GOAL OF THE EXERCISE
Your task is to retype each line of the data below exactly.

AVAILABLE RECORDS
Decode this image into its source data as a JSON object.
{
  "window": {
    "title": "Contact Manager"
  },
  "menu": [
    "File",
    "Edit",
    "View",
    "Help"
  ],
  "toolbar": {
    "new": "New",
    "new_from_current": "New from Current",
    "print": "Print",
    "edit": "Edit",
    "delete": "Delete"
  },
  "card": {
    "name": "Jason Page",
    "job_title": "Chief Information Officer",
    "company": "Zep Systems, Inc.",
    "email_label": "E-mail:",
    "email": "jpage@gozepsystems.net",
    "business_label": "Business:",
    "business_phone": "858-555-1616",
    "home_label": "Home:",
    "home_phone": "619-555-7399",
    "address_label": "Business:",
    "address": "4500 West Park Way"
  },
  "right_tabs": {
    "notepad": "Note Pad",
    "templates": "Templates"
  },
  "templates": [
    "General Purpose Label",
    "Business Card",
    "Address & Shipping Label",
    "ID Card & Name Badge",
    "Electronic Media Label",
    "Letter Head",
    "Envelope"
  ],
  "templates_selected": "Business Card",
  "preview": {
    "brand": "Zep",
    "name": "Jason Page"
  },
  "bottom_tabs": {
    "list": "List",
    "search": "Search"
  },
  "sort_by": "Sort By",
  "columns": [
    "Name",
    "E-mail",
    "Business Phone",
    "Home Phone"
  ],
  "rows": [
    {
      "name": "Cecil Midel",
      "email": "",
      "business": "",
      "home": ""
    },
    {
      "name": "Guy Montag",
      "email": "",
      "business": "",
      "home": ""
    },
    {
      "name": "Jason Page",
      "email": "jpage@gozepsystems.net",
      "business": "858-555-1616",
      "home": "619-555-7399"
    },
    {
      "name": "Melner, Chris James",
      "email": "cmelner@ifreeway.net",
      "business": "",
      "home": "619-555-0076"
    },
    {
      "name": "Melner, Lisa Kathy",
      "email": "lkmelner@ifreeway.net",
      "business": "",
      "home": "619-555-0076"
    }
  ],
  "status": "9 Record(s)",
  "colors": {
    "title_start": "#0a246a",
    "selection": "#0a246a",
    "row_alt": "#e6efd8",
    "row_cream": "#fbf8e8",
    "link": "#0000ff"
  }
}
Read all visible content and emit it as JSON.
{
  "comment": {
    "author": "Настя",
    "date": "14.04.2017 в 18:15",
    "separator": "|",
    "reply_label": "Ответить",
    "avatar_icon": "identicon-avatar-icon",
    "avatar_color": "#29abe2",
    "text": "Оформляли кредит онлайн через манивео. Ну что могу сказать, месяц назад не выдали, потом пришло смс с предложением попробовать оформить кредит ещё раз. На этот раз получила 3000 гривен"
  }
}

SOLUTION TO THE EXERCISE
Decode this image into its source data as a JSON object.
{
  "window": {
    "title": "Contact Manager"
  },
  "menu": [
    "File",
    "Edit",
    "View",
    "Help"
  ],
  "toolbar": {
    "new": "New",
    "new_from_current": "New from Current",
    "print": "Print",
    "edit": "Edit",
    "delete": "Delete"
  },
  "card": {
    "name": "Jason Page",
    "job_title": "Chief Information Officer",
    "company": "Zep Systems, Inc.",
    "email_label": "E-mail:",
    "email": "jpage@gozepsystems.net",
    "business_label": "Business:",
    "business_phone": "858-555-1616",
    "home_label": "Home:",
    "home_phone": "619-555-7399",
    "address_label": "Business:",
    "address": "4500 West Park Way"
  },
  "right_tabs": {
    "notepad": "Note Pad",
    "templates": "Templates"
  },
  "templates": [
    "General Purpose Label",
    "Business Card",
    "Address & Shipping Label",
    "ID Card & Name Badge",
    "Electronic Media Label",
    "Letter Head",
    "Envelope"
  ],
  "templates_selected": "Business Card",
  "preview": {
    "brand": "Zep",
    "name": "Jason Page"
  },
  "bottom_tabs": {
    "list": "List",
    "search": "Search"
  },
  "sort_by": "Sort By",
  "columns": [
    "Name",
    "E-mail",
    "Business Phone",
    "Home Phone"
  ],
  "rows": [
    {
      "name": "Cecil Midel",
      "email": "",
      "business": "",
      "home": ""
    },
    {
      "name": "Guy Montag",
      "email": "",
      "business": "",
      "home": ""
    },
    {
      "name": "Jason Page",
      "email": "jpage@gozepsystems.net",
      "business": "858-555-1616",
      "home": "619-555-7399"
    },
    {
      "name": "Melner, Chris James",
      "email": "cmelner@ifreeway.net",
      "business": "",
      "home": "619-555-0076"
    },
    {
      "name": "Melner, Lisa Kathy",
      "email": "lkmelner@ifreeway.net",
      "business": "",
      "home": "619-555-0076"
    }
  ],
  "status": "9 Record(s)",
  "colors": {
    "title_start": "#0a246a",
    "selection": "#0a246a",
    "row_alt": "#e6efd8",
    "row_cream": "#fbf8e8",
    "link": "#0000ff"
  }
}
Read all visible content and emit it as JSON.
{
  "comment": {
    "author": "Настя",
    "date": "14.04.2017 в 18:15",
    "separator": "|",
    "reply_label": "Ответить",
    "avatar_icon": "identicon-avatar-icon",
    "avatar_color": "#29abe2",
    "text": "Оформляли кредит онлайн через манивео. Ну что могу сказать, месяц назад не выдали, потом пришло смс с предложением попробовать оформить кредит ещё раз. На этот раз получила 3000 гривен"
  }
}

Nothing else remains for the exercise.